— Begin DATA ROWS —

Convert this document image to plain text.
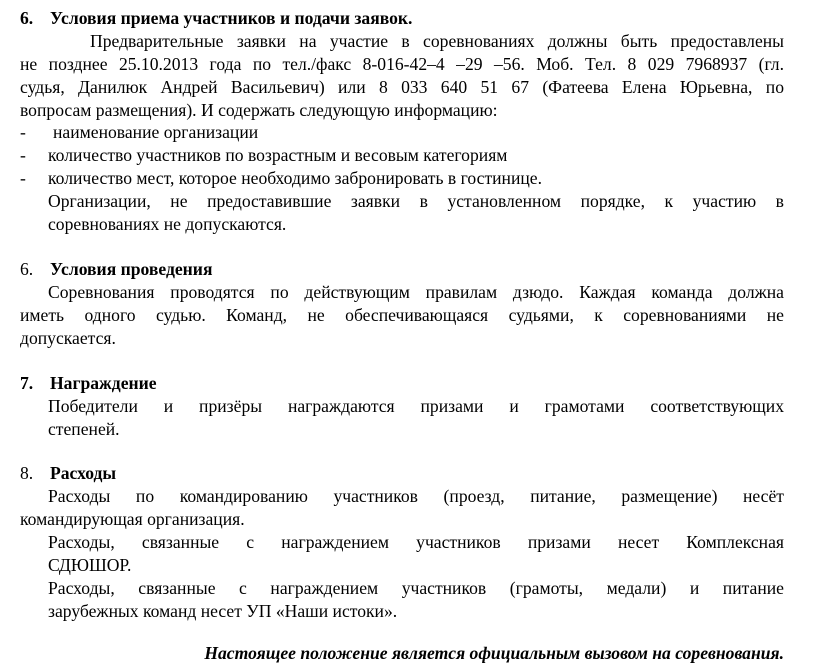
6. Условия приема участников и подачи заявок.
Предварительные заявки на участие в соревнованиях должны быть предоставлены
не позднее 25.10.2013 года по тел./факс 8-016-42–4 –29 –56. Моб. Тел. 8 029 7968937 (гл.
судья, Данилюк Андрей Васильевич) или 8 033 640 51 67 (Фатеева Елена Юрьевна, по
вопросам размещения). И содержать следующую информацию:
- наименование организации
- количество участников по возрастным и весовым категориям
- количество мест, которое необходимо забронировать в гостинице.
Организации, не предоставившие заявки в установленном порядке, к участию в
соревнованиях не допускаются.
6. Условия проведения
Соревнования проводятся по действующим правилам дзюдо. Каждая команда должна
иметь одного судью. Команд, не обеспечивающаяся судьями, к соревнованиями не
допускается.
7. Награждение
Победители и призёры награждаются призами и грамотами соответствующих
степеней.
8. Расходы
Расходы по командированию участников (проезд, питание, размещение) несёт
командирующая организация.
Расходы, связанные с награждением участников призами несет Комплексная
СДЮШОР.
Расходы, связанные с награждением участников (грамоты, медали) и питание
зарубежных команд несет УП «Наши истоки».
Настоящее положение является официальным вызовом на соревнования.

— End DATA ROWS —

* _EXERCISE DESCRIPTION_
Each line of the material must be retyped exactly, except that images are omitted.

* _CORRECT ANSWER_
Convert this document image to plain text.
6. Условия приема участников и подачи заявок.
Предварительные заявки на участие в соревнованиях должны быть предоставлены
не позднее 25.10.2013 года по тел./факс 8-016-42–4 –29 –56. Моб. Тел. 8 029 7968937 (гл.
судья, Данилюк Андрей Васильевич) или 8 033 640 51 67 (Фатеева Елена Юрьевна, по
вопросам размещения). И содержать следующую информацию:
- наименование организации
- количество участников по возрастным и весовым категориям
- количество мест, которое необходимо забронировать в гостинице.
Организации, не предоставившие заявки в установленном порядке, к участию в
соревнованиях не допускаются.
6. Условия проведения
Соревнования проводятся по действующим правилам дзюдо. Каждая команда должна
иметь одного судью. Команд, не обеспечивающаяся судьями, к соревнованиями не
допускается.
7. Награждение
Победители и призёры награждаются призами и грамотами соответствующих
степеней.
8. Расходы
Расходы по командированию участников (проезд, питание, размещение) несёт
командирующая организация.
Расходы, связанные с награждением участников призами несет Комплексная
СДЮШОР.
Расходы, связанные с награждением участников (грамоты, медали) и питание
зарубежных команд несет УП «Наши истоки».
Настоящее положение является официальным вызовом на соревнования.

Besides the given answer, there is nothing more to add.